INSTRUCTION: Take the material below and retype it in full; pictures are left out.

— START INPUT MATERIAL —

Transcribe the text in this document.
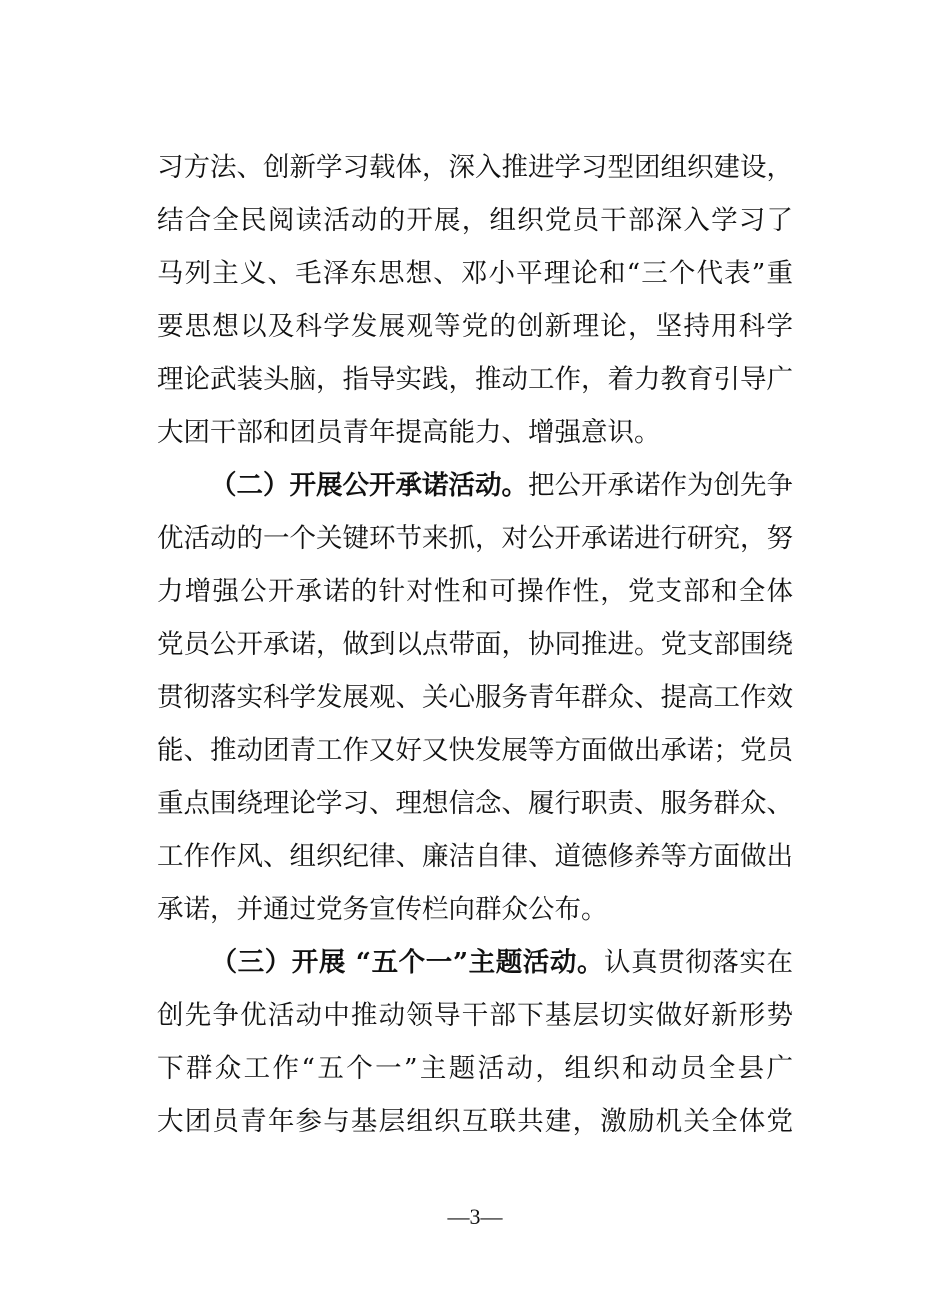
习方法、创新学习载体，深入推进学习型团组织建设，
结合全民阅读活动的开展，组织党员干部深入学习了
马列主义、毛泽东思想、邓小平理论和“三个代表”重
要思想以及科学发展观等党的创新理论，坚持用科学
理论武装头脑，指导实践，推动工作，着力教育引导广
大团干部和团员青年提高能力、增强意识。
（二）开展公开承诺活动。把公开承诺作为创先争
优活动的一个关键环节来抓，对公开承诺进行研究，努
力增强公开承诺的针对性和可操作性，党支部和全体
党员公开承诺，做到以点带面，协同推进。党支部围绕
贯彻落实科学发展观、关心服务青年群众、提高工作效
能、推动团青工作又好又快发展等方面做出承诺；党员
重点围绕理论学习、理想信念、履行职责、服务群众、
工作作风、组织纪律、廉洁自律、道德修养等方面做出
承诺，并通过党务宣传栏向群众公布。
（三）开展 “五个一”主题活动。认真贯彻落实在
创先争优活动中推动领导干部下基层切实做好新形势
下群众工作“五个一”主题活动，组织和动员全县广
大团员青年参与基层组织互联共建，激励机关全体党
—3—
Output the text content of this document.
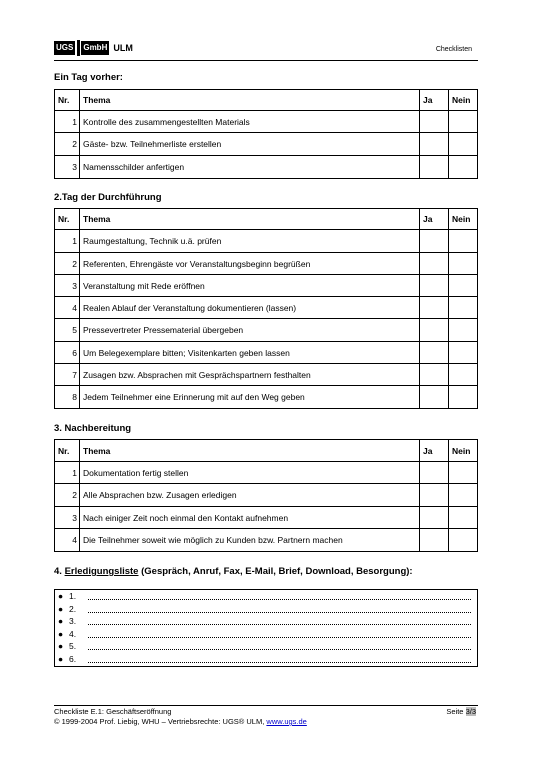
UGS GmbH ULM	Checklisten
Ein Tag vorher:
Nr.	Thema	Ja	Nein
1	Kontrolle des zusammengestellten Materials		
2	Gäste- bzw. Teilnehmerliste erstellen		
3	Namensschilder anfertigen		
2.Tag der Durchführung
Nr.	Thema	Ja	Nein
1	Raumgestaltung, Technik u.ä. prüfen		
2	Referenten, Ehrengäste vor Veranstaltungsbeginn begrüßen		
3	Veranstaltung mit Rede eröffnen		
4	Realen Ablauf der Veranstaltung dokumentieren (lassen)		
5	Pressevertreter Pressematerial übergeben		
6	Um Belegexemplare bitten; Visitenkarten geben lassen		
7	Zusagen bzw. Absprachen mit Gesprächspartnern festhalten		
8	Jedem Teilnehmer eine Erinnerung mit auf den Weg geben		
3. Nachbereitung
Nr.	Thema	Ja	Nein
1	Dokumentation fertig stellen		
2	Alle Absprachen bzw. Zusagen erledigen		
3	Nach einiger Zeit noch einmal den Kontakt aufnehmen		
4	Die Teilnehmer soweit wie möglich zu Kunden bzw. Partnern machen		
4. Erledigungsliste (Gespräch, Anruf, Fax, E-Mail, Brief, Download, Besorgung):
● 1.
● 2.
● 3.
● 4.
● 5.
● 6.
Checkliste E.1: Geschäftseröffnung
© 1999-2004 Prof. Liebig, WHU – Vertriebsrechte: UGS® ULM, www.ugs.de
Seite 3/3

— END INPUT MATERIAL —

TASK RESPONSE:
Transcribe the text in this document.
习方法、创新学习载体，深入推进学习型团组织建设，
结合全民阅读活动的开展，组织党员干部深入学习了
马列主义、毛泽东思想、邓小平理论和“三个代表”重
要思想以及科学发展观等党的创新理论，坚持用科学
理论武装头脑，指导实践，推动工作，着力教育引导广
大团干部和团员青年提高能力、增强意识。
（二）开展公开承诺活动。把公开承诺作为创先争
优活动的一个关键环节来抓，对公开承诺进行研究，努
力增强公开承诺的针对性和可操作性，党支部和全体
党员公开承诺，做到以点带面，协同推进。党支部围绕
贯彻落实科学发展观、关心服务青年群众、提高工作效
能、推动团青工作又好又快发展等方面做出承诺；党员
重点围绕理论学习、理想信念、履行职责、服务群众、
工作作风、组织纪律、廉洁自律、道德修养等方面做出
承诺，并通过党务宣传栏向群众公布。
（三）开展 “五个一”主题活动。认真贯彻落实在
创先争优活动中推动领导干部下基层切实做好新形势
下群众工作“五个一”主题活动，组织和动员全县广
大团员青年参与基层组织互联共建，激励机关全体党
—3—
Output the text content of this document.
UGS GmbH ULM	Checklisten
Ein Tag vorher:
Nr.	Thema	Ja	Nein
1	Kontrolle des zusammengestellten Materials		
2	Gäste- bzw. Teilnehmerliste erstellen		
3	Namensschilder anfertigen		
2.Tag der Durchführung
Nr.	Thema	Ja	Nein
1	Raumgestaltung, Technik u.ä. prüfen		
2	Referenten, Ehrengäste vor Veranstaltungsbeginn begrüßen		
3	Veranstaltung mit Rede eröffnen		
4	Realen Ablauf der Veranstaltung dokumentieren (lassen)		
5	Pressevertreter Pressematerial übergeben		
6	Um Belegexemplare bitten; Visitenkarten geben lassen		
7	Zusagen bzw. Absprachen mit Gesprächspartnern festhalten		
8	Jedem Teilnehmer eine Erinnerung mit auf den Weg geben		
3. Nachbereitung
Nr.	Thema	Ja	Nein
1	Dokumentation fertig stellen		
2	Alle Absprachen bzw. Zusagen erledigen		
3	Nach einiger Zeit noch einmal den Kontakt aufnehmen		
4	Die Teilnehmer soweit wie möglich zu Kunden bzw. Partnern machen		
4. Erledigungsliste (Gespräch, Anruf, Fax, E-Mail, Brief, Download, Besorgung):
● 1.
● 2.
● 3.
● 4.
● 5.
● 6.
Checkliste E.1: Geschäftseröffnung
© 1999-2004 Prof. Liebig, WHU – Vertriebsrechte: UGS® ULM, www.ugs.de
Seite 3/3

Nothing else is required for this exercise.